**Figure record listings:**

--- BEGIN ---

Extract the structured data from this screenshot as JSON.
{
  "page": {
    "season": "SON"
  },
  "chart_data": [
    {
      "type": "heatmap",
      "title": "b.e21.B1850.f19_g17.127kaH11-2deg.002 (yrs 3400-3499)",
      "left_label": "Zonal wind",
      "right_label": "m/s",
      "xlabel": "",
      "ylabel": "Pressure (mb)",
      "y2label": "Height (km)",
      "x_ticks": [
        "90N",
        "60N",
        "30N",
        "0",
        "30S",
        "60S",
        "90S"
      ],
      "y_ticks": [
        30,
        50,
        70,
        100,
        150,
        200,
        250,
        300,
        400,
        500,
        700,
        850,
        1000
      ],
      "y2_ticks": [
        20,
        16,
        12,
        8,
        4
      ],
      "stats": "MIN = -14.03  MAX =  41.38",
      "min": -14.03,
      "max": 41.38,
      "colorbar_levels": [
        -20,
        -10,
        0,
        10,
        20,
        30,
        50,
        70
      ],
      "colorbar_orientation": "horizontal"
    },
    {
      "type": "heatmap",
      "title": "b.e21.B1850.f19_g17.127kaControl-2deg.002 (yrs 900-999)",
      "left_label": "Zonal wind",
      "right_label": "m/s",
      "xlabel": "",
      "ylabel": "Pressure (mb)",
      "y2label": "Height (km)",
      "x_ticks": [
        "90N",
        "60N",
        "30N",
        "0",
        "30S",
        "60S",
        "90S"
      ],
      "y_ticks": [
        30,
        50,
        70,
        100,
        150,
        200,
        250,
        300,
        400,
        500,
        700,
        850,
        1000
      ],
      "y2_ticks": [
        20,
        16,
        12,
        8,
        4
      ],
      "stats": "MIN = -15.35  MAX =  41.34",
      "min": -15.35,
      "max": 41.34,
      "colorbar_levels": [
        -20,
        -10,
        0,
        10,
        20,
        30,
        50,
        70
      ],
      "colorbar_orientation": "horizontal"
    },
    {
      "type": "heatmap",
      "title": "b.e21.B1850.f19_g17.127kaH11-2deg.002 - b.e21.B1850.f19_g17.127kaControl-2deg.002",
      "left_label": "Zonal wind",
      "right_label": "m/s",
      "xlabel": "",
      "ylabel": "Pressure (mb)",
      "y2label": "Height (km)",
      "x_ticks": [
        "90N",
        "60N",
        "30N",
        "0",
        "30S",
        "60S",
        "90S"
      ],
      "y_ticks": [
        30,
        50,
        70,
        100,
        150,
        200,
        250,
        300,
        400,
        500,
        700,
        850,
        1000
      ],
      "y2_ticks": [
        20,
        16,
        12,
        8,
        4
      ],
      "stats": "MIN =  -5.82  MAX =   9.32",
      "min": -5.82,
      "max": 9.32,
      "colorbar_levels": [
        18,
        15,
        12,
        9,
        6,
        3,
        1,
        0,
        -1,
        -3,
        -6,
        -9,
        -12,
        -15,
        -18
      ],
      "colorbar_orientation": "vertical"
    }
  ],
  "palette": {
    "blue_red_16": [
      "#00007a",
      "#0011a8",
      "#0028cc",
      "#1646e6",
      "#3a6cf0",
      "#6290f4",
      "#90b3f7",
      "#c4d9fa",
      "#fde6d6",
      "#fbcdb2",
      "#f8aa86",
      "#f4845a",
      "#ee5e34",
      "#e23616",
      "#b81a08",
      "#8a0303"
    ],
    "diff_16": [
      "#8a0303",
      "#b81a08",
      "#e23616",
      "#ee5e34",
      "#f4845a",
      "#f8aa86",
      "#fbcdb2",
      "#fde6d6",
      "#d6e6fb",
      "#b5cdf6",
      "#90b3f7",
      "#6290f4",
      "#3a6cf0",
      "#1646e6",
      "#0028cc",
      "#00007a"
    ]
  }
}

--- END ---

**YOUR GOAL:** Search the entries for the string "title" and collect each line that has it.

**OUTPUT OF THE TASK:**
      "title": "b.e21.B1850.f19_g17.127kaH11-2deg.002 (yrs 3400-3499)",
      "title": "b.e21.B1850.f19_g17.127kaControl-2deg.002 (yrs 900-999)",
      "title": "b.e21.B1850.f19_g17.127kaH11-2deg.002 - b.e21.B1850.f19_g17.127kaControl-2deg.002",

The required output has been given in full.